## Begin The data

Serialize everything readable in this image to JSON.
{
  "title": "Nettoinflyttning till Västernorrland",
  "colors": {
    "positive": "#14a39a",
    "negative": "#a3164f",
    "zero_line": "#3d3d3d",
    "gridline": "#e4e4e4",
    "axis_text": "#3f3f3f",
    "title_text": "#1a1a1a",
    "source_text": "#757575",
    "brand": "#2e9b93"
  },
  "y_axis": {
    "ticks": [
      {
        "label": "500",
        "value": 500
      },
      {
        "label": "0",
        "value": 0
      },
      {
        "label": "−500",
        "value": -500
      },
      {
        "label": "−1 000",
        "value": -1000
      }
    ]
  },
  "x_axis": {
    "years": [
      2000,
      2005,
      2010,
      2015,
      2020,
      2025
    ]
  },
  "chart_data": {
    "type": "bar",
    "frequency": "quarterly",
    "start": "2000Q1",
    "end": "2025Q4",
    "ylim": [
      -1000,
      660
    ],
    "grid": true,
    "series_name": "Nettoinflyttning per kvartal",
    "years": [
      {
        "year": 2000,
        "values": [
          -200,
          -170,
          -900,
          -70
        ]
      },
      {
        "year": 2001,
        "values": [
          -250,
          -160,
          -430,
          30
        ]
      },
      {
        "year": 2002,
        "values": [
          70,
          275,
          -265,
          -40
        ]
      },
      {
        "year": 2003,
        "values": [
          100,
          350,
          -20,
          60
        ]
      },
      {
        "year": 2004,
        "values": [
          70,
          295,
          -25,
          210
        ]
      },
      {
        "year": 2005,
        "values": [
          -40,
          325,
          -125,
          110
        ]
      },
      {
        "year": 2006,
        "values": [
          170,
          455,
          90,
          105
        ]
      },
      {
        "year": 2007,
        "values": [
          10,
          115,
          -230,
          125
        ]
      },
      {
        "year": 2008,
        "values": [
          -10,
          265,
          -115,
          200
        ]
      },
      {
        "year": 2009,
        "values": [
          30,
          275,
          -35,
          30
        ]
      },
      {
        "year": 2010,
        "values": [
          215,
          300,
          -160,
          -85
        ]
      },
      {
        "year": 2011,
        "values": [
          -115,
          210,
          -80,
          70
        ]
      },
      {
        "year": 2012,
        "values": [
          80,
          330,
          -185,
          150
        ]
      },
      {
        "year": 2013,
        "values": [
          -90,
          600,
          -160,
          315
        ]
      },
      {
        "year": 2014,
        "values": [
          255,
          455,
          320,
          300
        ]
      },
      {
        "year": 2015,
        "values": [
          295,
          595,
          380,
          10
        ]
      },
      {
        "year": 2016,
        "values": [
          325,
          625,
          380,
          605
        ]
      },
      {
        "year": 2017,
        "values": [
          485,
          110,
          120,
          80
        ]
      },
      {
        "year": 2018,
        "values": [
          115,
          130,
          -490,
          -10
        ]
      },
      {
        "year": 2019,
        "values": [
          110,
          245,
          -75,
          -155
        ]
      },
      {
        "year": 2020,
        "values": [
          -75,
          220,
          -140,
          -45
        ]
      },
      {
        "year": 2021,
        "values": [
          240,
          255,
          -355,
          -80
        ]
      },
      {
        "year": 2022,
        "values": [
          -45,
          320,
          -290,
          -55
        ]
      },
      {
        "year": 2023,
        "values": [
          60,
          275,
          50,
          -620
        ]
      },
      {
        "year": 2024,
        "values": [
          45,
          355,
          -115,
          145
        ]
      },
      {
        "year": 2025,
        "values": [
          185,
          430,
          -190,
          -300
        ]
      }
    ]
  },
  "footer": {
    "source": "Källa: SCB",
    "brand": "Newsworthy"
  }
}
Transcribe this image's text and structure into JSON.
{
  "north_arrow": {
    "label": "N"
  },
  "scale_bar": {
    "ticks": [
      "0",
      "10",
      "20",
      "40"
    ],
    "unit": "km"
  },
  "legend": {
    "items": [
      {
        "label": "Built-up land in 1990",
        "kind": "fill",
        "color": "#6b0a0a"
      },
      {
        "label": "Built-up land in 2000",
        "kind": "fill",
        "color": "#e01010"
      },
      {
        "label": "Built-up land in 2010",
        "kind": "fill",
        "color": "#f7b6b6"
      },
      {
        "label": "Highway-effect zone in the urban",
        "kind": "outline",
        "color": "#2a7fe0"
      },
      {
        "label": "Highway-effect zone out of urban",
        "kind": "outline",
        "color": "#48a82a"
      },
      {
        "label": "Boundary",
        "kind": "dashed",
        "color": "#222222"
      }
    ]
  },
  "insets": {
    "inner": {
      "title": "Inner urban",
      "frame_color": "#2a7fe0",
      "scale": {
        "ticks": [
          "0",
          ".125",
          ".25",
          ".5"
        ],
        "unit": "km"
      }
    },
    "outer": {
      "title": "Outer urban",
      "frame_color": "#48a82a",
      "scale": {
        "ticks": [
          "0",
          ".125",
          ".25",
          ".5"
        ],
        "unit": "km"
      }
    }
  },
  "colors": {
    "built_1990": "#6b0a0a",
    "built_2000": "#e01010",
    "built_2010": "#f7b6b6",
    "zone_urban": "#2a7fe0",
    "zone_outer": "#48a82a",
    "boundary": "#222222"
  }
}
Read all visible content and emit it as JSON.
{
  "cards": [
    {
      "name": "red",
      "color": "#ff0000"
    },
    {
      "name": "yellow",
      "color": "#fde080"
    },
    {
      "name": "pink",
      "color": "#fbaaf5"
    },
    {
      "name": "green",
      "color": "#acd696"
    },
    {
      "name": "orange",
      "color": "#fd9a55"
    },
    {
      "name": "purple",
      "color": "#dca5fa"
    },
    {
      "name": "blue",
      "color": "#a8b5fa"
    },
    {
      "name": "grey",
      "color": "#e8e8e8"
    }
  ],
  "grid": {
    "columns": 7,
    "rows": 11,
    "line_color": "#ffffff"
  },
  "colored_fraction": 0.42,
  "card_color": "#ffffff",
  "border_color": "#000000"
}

## End The data

Each line of the material must be restated exactly.

Expected answer
Serialize everything readable in this image to JSON.
{
  "title": "Nettoinflyttning till Västernorrland",
  "colors": {
    "positive": "#14a39a",
    "negative": "#a3164f",
    "zero_line": "#3d3d3d",
    "gridline": "#e4e4e4",
    "axis_text": "#3f3f3f",
    "title_text": "#1a1a1a",
    "source_text": "#757575",
    "brand": "#2e9b93"
  },
  "y_axis": {
    "ticks": [
      {
        "label": "500",
        "value": 500
      },
      {
        "label": "0",
        "value": 0
      },
      {
        "label": "−500",
        "value": -500
      },
      {
        "label": "−1 000",
        "value": -1000
      }
    ]
  },
  "x_axis": {
    "years": [
      2000,
      2005,
      2010,
      2015,
      2020,
      2025
    ]
  },
  "chart_data": {
    "type": "bar",
    "frequency": "quarterly",
    "start": "2000Q1",
    "end": "2025Q4",
    "ylim": [
      -1000,
      660
    ],
    "grid": true,
    "series_name": "Nettoinflyttning per kvartal",
    "years": [
      {
        "year": 2000,
        "values": [
          -200,
          -170,
          -900,
          -70
        ]
      },
      {
        "year": 2001,
        "values": [
          -250,
          -160,
          -430,
          30
        ]
      },
      {
        "year": 2002,
        "values": [
          70,
          275,
          -265,
          -40
        ]
      },
      {
        "year": 2003,
        "values": [
          100,
          350,
          -20,
          60
        ]
      },
      {
        "year": 2004,
        "values": [
          70,
          295,
          -25,
          210
        ]
      },
      {
        "year": 2005,
        "values": [
          -40,
          325,
          -125,
          110
        ]
      },
      {
        "year": 2006,
        "values": [
          170,
          455,
          90,
          105
        ]
      },
      {
        "year": 2007,
        "values": [
          10,
          115,
          -230,
          125
        ]
      },
      {
        "year": 2008,
        "values": [
          -10,
          265,
          -115,
          200
        ]
      },
      {
        "year": 2009,
        "values": [
          30,
          275,
          -35,
          30
        ]
      },
      {
        "year": 2010,
        "values": [
          215,
          300,
          -160,
          -85
        ]
      },
      {
        "year": 2011,
        "values": [
          -115,
          210,
          -80,
          70
        ]
      },
      {
        "year": 2012,
        "values": [
          80,
          330,
          -185,
          150
        ]
      },
      {
        "year": 2013,
        "values": [
          -90,
          600,
          -160,
          315
        ]
      },
      {
        "year": 2014,
        "values": [
          255,
          455,
          320,
          300
        ]
      },
      {
        "year": 2015,
        "values": [
          295,
          595,
          380,
          10
        ]
      },
      {
        "year": 2016,
        "values": [
          325,
          625,
          380,
          605
        ]
      },
      {
        "year": 2017,
        "values": [
          485,
          110,
          120,
          80
        ]
      },
      {
        "year": 2018,
        "values": [
          115,
          130,
          -490,
          -10
        ]
      },
      {
        "year": 2019,
        "values": [
          110,
          245,
          -75,
          -155
        ]
      },
      {
        "year": 2020,
        "values": [
          -75,
          220,
          -140,
          -45
        ]
      },
      {
        "year": 2021,
        "values": [
          240,
          255,
          -355,
          -80
        ]
      },
      {
        "year": 2022,
        "values": [
          -45,
          320,
          -290,
          -55
        ]
      },
      {
        "year": 2023,
        "values": [
          60,
          275,
          50,
          -620
        ]
      },
      {
        "year": 2024,
        "values": [
          45,
          355,
          -115,
          145
        ]
      },
      {
        "year": 2025,
        "values": [
          185,
          430,
          -190,
          -300
        ]
      }
    ]
  },
  "footer": {
    "source": "Källa: SCB",
    "brand": "Newsworthy"
  }
}
Transcribe this image's text and structure into JSON.
{
  "north_arrow": {
    "label": "N"
  },
  "scale_bar": {
    "ticks": [
      "0",
      "10",
      "20",
      "40"
    ],
    "unit": "km"
  },
  "legend": {
    "items": [
      {
        "label": "Built-up land in 1990",
        "kind": "fill",
        "color": "#6b0a0a"
      },
      {
        "label": "Built-up land in 2000",
        "kind": "fill",
        "color": "#e01010"
      },
      {
        "label": "Built-up land in 2010",
        "kind": "fill",
        "color": "#f7b6b6"
      },
      {
        "label": "Highway-effect zone in the urban",
        "kind": "outline",
        "color": "#2a7fe0"
      },
      {
        "label": "Highway-effect zone out of urban",
        "kind": "outline",
        "color": "#48a82a"
      },
      {
        "label": "Boundary",
        "kind": "dashed",
        "color": "#222222"
      }
    ]
  },
  "insets": {
    "inner": {
      "title": "Inner urban",
      "frame_color": "#2a7fe0",
      "scale": {
        "ticks": [
          "0",
          ".125",
          ".25",
          ".5"
        ],
        "unit": "km"
      }
    },
    "outer": {
      "title": "Outer urban",
      "frame_color": "#48a82a",
      "scale": {
        "ticks": [
          "0",
          ".125",
          ".25",
          ".5"
        ],
        "unit": "km"
      }
    }
  },
  "colors": {
    "built_1990": "#6b0a0a",
    "built_2000": "#e01010",
    "built_2010": "#f7b6b6",
    "zone_urban": "#2a7fe0",
    "zone_outer": "#48a82a",
    "boundary": "#222222"
  }
}
Read all visible content and emit it as JSON.
{
  "cards": [
    {
      "name": "red",
      "color": "#ff0000"
    },
    {
      "name": "yellow",
      "color": "#fde080"
    },
    {
      "name": "pink",
      "color": "#fbaaf5"
    },
    {
      "name": "green",
      "color": "#acd696"
    },
    {
      "name": "orange",
      "color": "#fd9a55"
    },
    {
      "name": "purple",
      "color": "#dca5fa"
    },
    {
      "name": "blue",
      "color": "#a8b5fa"
    },
    {
      "name": "grey",
      "color": "#e8e8e8"
    }
  ],
  "grid": {
    "columns": 7,
    "rows": 11,
    "line_color": "#ffffff"
  },
  "colored_fraction": 0.42,
  "card_color": "#ffffff",
  "border_color": "#000000"
}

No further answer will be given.